> **Requirement**
Restate, word for word, every line of the data.

> **Records for the exercise**
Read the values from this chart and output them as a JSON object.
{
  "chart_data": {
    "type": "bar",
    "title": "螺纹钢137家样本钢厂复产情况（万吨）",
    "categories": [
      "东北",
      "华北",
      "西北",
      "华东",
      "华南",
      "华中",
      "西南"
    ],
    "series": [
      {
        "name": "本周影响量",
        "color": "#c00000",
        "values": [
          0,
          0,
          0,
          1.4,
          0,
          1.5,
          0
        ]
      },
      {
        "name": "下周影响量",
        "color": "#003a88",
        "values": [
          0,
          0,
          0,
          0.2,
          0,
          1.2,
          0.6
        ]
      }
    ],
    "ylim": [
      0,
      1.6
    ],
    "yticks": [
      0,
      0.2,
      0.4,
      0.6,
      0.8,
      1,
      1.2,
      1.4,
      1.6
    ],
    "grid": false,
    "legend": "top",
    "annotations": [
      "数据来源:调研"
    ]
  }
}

> **Written answer**
Read the values from this chart and output them as a JSON object.
{
  "chart_data": {
    "type": "bar",
    "title": "螺纹钢137家样本钢厂复产情况（万吨）",
    "categories": [
      "东北",
      "华北",
      "西北",
      "华东",
      "华南",
      "华中",
      "西南"
    ],
    "series": [
      {
        "name": "本周影响量",
        "color": "#c00000",
        "values": [
          0,
          0,
          0,
          1.4,
          0,
          1.5,
          0
        ]
      },
      {
        "name": "下周影响量",
        "color": "#003a88",
        "values": [
          0,
          0,
          0,
          0.2,
          0,
          1.2,
          0.6
        ]
      }
    ],
    "ylim": [
      0,
      1.6
    ],
    "yticks": [
      0,
      0.2,
      0.4,
      0.6,
      0.8,
      1,
      1.2,
      1.4,
      1.6
    ],
    "grid": false,
    "legend": "top",
    "annotations": [
      "数据来源:调研"
    ]
  }
}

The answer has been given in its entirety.